__Short task__
Retype the material that follows, keeping every word as it is.

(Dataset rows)
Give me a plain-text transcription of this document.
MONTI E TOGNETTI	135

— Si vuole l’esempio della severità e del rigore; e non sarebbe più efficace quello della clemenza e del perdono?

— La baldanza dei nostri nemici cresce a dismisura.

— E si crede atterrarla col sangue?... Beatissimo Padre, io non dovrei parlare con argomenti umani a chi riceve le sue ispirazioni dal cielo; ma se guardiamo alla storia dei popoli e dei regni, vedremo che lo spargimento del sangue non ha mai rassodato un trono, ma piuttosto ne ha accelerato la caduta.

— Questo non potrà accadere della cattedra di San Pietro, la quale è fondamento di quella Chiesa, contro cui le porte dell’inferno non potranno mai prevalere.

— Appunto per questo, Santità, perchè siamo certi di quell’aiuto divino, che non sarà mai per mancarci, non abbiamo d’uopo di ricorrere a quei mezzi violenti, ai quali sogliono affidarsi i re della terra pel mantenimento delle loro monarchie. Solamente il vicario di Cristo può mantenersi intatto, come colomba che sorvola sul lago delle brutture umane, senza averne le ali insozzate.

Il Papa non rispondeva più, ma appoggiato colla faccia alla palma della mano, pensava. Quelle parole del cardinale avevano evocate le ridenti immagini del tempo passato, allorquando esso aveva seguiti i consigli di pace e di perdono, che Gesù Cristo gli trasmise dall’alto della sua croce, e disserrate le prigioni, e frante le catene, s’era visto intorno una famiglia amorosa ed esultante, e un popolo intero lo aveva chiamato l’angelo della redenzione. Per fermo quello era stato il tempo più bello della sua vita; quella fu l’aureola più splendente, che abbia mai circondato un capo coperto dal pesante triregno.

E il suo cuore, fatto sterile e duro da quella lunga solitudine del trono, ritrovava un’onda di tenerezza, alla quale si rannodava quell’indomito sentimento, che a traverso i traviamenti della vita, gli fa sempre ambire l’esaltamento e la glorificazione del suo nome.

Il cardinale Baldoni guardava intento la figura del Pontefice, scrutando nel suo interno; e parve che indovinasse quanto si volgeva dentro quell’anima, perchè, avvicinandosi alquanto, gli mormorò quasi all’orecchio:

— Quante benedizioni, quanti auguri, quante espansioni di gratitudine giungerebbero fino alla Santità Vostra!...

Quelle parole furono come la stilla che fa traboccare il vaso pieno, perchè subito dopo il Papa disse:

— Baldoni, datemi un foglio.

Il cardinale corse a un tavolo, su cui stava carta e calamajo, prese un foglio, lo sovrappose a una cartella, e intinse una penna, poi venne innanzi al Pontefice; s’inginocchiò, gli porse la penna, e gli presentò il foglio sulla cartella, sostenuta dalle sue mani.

__Exercise response__
Give me a plain-text transcription of this document.
MONTI E TOGNETTI	135

— Si vuole l’esempio della severità e del rigore; e non sarebbe più efficace quello della clemenza e del perdono?

— La baldanza dei nostri nemici cresce a dismisura.

— E si crede atterrarla col sangue?... Beatissimo Padre, io non dovrei parlare con argomenti umani a chi riceve le sue ispirazioni dal cielo; ma se guardiamo alla storia dei popoli e dei regni, vedremo che lo spargimento del sangue non ha mai rassodato un trono, ma piuttosto ne ha accelerato la caduta.

— Questo non potrà accadere della cattedra di San Pietro, la quale è fondamento di quella Chiesa, contro cui le porte dell’inferno non potranno mai prevalere.

— Appunto per questo, Santità, perchè siamo certi di quell’aiuto divino, che non sarà mai per mancarci, non abbiamo d’uopo di ricorrere a quei mezzi violenti, ai quali sogliono affidarsi i re della terra pel mantenimento delle loro monarchie. Solamente il vicario di Cristo può mantenersi intatto, come colomba che sorvola sul lago delle brutture umane, senza averne le ali insozzate.

Il Papa non rispondeva più, ma appoggiato colla faccia alla palma della mano, pensava. Quelle parole del cardinale avevano evocate le ridenti immagini del tempo passato, allorquando esso aveva seguiti i consigli di pace e di perdono, che Gesù Cristo gli trasmise dall’alto della sua croce, e disserrate le prigioni, e frante le catene, s’era visto intorno una famiglia amorosa ed esultante, e un popolo intero lo aveva chiamato l’angelo della redenzione. Per fermo quello era stato il tempo più bello della sua vita; quella fu l’aureola più splendente, che abbia mai circondato un capo coperto dal pesante triregno.

E il suo cuore, fatto sterile e duro da quella lunga solitudine del trono, ritrovava un’onda di tenerezza, alla quale si rannodava quell’indomito sentimento, che a traverso i traviamenti della vita, gli fa sempre ambire l’esaltamento e la glorificazione del suo nome.

Il cardinale Baldoni guardava intento la figura del Pontefice, scrutando nel suo interno; e parve che indovinasse quanto si volgeva dentro quell’anima, perchè, avvicinandosi alquanto, gli mormorò quasi all’orecchio:

— Quante benedizioni, quanti auguri, quante espansioni di gratitudine giungerebbero fino alla Santità Vostra!...

Quelle parole furono come la stilla che fa traboccare il vaso pieno, perchè subito dopo il Papa disse:

— Baldoni, datemi un foglio.

Il cardinale corse a un tavolo, su cui stava carta e calamajo, prese un foglio, lo sovrappose a una cartella, e intinse una penna, poi venne innanzi al Pontefice; s’inginocchiò, gli porse la penna, e gli presentò il foglio sulla cartella, sostenuta dalle sue mani.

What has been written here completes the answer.